■ WHAT TO WORK ON
From the data that follows, copy every line holding the string "existing".

■ RECORD EXCERPTS
- - -
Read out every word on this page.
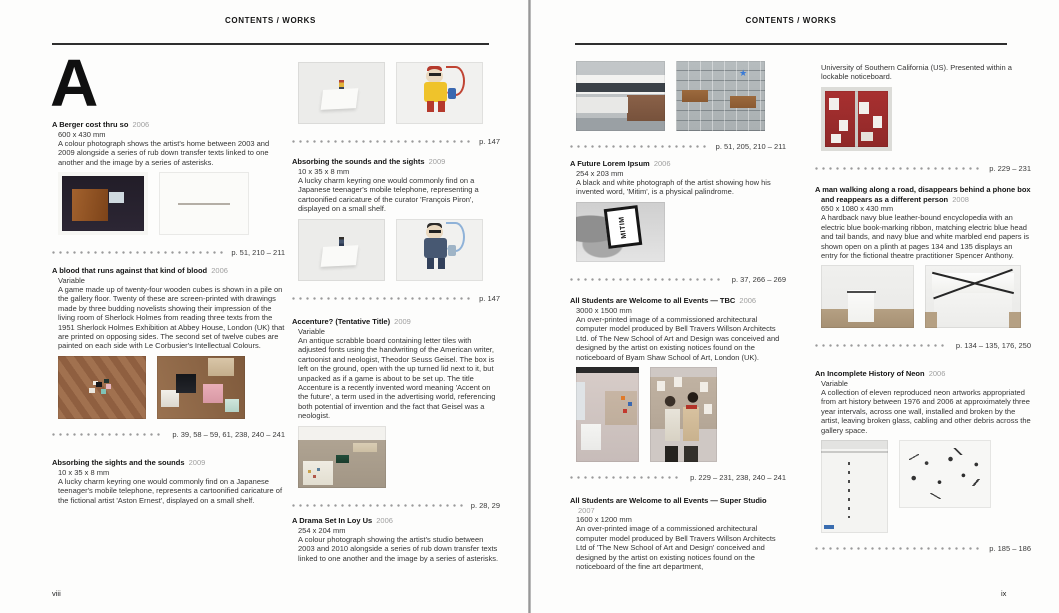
CONTENTS / WORKS
A
viii
A Berger cost thru so 2006
600 x 430 mm
A colour photograph shows the artist's home between 2003 and 2009 alongside a series of rub down transfer texts linked to one another and the image by a series of asterisks.
p. 51, 210 – 211
A blood that runs against that kind of blood 2006
Variable
A game made up of twenty-four wooden cubes is shown in a pile on the gallery floor. Twenty of these are screen-printed with drawings made by three budding novelists showing their impression of the living room of Sherlock Holmes from reading three texts from the 1951 Sherlock Holmes Exhibition at Abbey House, London (UK) that are printed on opposing sides. The second set of twelve cubes are painted on each side with Le Corbusier's Intellectual Colours.
p. 39, 58 – 59, 61, 238, 240 – 241
Absorbing the sights and the sounds 2009
10 x 35 x 8 mm
A lucky charm keyring one would commonly find on a Japanese teenager's mobile telephone, represents a cartoonified caricature of the fictional artist 'Aston Ernest', displayed on a small shelf.
p. 147
Absorbing the sounds and the sights 2009
10 x 35 x 8 mm
A lucky charm keyring one would commonly find on a Japanese teenager's mobile telephone, representing a cartoonified caricature of the curator 'François Piron', displayed on a small shelf.
p. 147
Accenture? (Tentative Title) 2009
Variable
An antique scrabble board containing letter tiles with adjusted fonts using the handwriting of the American writer, cartoonist and neologist, Theodor Seuss Geisel. The box is left on the ground, open with the up turned lid next to it, but unpacked as if a game is about to be set up. The title Accenture is a recently invented word meaning 'Accent on the future', a term used in the advertising world, referencing both potential of invention and the fact that Geisel was a neologist.
p. 28, 29
A Drama Set In Loy Us 2006
254 x 204 mm
A colour photograph showing the artist's studio between 2003 and 2010 alongside a series of rub down transfer texts linked to one another and the image by a series of asterisks.
CONTENTS / WORKS
ix
★
p. 51, 205, 210 – 211
A Future Lorem Ipsum 2006
254 x 203 mm
A black and white photograph of the artist showing how his invented word, 'Mitim', is a physical palindrome.
MITIM
p. 37, 266 – 269
All Students are Welcome to all Events — TBC 2006
3000 x 1500 mm
An over-printed image of a commissioned architectural computer model produced by Bell Travers Willson Architects Ltd. of The New School of Art and Design was conceived and designed by the artist on existing notices found on the noticeboard of Byam Shaw School of Art, London (UK).
p. 229 – 231, 238, 240 – 241
All Students are Welcome to all Events — Super Studio 2007
1600 x 1200 mm
An over-printed image of a commissioned architectural computer model produced by Bell Travers Willson Architects Ltd of 'The New School of Art and Design' conceived and designed by the artist on existing notices found on the noticeboard of the fine art department,
University of Southern California (US). Presented within a lockable noticeboard.
p. 229 – 231
A man walking along a road, disappears behind a phone box and reappears as a different person 2008
650 x 1080 x 430 mm
A hardback navy blue leather-bound encyclopedia with an electric blue book-marking ribbon, matching electric blue head and tail bands, and navy blue and white marbled end papers is shown open on a plinth at pages 134 and 135 displays an entry for the fictional theatre practitioner Spencer Anthony.
p. 134 – 135, 176, 250
An Incomplete History of Neon 2006
Variable
A collection of eleven reproduced neon artworks appropriated from art history between 1976 and 2006 at approximately three year intervals, across one wall, installed and broken by the artist, leaving broken glass, cabling and other debris across the gallery space.
p. 185 – 186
- - -
■ FINAL RESULT
An over-printed image of a commissioned architectural computer model produced by Bell Travers Willson Architects Ltd. of The New School of Art and Design was conceived and designed by the artist on existing notices found on the noticeboard of Byam Shaw School of Art, London (UK).
An over-printed image of a commissioned architectural computer model produced by Bell Travers Willson Architects Ltd of 'The New School of Art and Design' conceived and designed by the artist on existing notices found on the noticeboard of the fine art department,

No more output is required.